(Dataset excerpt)

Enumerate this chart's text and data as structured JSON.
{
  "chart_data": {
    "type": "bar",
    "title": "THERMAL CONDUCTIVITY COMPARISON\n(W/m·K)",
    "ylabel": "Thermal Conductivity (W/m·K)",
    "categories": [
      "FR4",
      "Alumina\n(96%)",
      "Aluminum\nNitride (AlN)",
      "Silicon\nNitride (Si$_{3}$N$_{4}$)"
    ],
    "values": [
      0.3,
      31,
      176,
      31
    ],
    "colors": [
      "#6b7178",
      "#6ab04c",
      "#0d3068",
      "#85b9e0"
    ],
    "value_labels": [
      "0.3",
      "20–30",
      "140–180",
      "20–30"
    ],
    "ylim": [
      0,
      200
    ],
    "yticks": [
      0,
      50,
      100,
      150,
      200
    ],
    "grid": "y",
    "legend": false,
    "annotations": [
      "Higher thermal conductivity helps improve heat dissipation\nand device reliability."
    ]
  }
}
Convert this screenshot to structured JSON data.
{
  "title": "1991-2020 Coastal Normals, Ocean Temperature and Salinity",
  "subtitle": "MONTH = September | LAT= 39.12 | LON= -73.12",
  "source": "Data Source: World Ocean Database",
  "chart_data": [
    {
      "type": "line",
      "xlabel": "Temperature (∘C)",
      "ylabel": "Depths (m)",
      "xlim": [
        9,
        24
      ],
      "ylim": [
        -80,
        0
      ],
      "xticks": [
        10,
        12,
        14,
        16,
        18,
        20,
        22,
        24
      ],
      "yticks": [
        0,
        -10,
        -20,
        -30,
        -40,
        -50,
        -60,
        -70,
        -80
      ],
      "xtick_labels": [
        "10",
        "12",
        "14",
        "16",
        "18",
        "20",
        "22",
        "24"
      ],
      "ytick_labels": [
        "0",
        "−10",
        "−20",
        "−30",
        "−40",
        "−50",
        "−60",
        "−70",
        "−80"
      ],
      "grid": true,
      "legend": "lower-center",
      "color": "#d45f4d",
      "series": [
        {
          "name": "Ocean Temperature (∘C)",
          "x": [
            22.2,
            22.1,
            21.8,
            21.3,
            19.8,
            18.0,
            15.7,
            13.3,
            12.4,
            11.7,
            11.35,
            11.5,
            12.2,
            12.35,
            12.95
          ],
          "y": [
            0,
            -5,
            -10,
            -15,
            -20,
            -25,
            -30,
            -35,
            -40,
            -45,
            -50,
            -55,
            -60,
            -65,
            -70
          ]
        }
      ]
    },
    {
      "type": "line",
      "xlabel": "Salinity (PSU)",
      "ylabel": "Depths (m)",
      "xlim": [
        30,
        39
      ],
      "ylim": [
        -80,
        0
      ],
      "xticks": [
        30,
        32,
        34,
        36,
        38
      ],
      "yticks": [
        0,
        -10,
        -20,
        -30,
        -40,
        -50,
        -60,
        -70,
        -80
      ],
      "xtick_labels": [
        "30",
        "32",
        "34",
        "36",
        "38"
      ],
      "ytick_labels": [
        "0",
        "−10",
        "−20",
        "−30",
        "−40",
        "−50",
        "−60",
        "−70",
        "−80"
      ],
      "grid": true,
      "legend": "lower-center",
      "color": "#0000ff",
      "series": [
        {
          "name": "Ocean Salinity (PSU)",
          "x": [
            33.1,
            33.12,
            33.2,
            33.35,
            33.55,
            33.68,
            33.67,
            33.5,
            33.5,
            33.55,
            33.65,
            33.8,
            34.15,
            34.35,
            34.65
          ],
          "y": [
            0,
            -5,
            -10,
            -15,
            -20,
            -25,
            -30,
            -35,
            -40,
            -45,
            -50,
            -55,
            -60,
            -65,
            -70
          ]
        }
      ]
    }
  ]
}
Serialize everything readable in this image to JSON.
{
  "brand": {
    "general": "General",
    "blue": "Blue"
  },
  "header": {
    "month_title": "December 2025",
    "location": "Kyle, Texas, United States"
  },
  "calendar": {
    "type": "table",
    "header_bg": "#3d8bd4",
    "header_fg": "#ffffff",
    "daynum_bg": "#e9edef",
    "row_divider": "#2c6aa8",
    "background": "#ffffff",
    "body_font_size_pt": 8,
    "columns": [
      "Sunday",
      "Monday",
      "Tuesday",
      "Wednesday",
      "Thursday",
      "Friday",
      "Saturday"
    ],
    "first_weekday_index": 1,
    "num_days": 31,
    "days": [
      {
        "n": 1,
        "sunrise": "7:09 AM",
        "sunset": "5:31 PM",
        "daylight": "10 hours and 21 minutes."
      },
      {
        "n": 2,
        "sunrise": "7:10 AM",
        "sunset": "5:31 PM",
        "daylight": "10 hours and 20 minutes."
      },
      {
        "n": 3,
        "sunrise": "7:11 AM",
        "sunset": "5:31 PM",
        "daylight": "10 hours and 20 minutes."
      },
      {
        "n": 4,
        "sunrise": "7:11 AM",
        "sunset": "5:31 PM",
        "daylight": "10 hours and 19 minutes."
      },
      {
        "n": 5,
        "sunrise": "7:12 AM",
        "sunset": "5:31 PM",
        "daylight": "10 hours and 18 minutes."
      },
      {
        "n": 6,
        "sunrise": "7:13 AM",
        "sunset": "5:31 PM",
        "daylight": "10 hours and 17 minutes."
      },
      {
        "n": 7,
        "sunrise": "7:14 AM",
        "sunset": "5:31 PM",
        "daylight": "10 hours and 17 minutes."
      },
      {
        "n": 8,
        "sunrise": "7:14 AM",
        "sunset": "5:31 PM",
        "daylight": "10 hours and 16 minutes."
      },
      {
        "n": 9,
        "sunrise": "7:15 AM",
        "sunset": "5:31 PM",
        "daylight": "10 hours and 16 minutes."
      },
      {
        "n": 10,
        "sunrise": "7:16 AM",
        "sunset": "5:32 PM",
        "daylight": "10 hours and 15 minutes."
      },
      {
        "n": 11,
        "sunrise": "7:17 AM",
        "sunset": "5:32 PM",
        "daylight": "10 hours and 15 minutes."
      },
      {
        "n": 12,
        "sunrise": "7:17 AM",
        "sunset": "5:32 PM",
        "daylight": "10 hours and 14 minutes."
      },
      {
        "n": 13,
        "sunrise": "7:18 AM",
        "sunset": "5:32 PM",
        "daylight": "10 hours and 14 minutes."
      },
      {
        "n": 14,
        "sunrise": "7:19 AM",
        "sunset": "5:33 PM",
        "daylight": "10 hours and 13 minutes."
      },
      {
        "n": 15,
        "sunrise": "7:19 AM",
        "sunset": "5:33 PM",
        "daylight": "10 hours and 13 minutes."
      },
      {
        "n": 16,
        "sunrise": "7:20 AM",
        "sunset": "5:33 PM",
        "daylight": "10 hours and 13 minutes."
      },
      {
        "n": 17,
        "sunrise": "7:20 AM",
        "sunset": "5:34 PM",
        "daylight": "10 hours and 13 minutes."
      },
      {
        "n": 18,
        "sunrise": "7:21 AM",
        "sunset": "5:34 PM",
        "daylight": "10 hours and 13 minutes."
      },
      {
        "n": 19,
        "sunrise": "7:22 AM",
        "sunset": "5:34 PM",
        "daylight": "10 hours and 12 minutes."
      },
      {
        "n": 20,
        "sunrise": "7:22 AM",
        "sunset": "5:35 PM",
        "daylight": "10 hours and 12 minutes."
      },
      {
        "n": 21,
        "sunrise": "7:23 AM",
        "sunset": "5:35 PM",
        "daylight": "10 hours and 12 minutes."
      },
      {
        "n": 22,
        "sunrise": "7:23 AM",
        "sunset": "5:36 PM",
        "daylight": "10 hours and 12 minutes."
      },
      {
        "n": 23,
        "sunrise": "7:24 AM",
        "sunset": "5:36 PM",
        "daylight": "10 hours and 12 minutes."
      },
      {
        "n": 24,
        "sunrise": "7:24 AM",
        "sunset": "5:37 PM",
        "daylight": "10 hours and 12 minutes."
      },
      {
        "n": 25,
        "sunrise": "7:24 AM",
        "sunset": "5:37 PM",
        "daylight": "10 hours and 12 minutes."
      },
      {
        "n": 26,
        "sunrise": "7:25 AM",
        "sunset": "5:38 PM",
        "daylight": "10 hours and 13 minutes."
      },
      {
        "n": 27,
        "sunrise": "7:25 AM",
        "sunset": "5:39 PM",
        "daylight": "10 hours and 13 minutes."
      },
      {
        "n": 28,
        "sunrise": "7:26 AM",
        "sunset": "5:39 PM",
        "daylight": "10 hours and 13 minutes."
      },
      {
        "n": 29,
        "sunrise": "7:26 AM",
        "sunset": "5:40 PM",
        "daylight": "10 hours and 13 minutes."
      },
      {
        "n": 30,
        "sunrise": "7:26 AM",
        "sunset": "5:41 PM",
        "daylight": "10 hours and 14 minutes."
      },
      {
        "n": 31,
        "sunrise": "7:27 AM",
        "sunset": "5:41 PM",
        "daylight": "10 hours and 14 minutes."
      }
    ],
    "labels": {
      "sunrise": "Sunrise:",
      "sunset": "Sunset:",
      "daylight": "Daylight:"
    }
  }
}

# Set exercise:
Select and copy each line from the data that includes the word "name".

# Output of the task:
          "name": "Ocean Temperature (∘C)",
          "name": "Ocean Salinity (PSU)",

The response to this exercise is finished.